**Task prompt**
Below are the records; reproduce all of them exactly but without any images.

**The input**
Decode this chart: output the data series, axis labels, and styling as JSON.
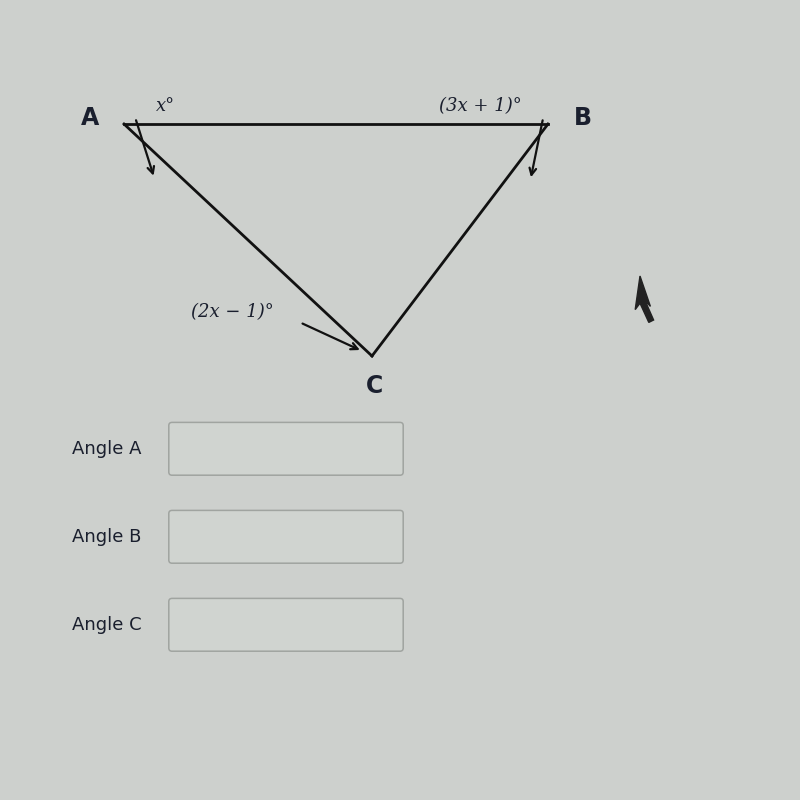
{
  "bg_color": "#d8dада",
  "triangle": {
    "A": [
      0.155,
      0.845
    ],
    "B": [
      0.685,
      0.845
    ],
    "C": [
      0.465,
      0.555
    ]
  },
  "label_A": "A",
  "label_B": "B",
  "label_C": "C",
  "angle_A_label": "x°",
  "angle_B_label": "(3x + 1)°",
  "angle_C_label": "(2x − 1)°",
  "answer_labels": [
    "Angle A",
    "Angle B",
    "Angle C"
  ],
  "font_color": "#1a1f2e",
  "box_facecolor": "#d4d8d4",
  "box_edgecolor": "#aaaaaa",
  "line_color": "#111111",
  "bg_hex": "#cdd0cd"
}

**Solution for this problem**
Decode this chart: output the data series, axis labels, and styling as JSON.
{
  "bg_color": "#d8dада",
  "triangle": {
    "A": [
      0.155,
      0.845
    ],
    "B": [
      0.685,
      0.845
    ],
    "C": [
      0.465,
      0.555
    ]
  },
  "label_A": "A",
  "label_B": "B",
  "label_C": "C",
  "angle_A_label": "x°",
  "angle_B_label": "(3x + 1)°",
  "angle_C_label": "(2x − 1)°",
  "answer_labels": [
    "Angle A",
    "Angle B",
    "Angle C"
  ],
  "font_color": "#1a1f2e",
  "box_facecolor": "#d4d8d4",
  "box_edgecolor": "#aaaaaa",
  "line_color": "#111111",
  "bg_hex": "#cdd0cd"
}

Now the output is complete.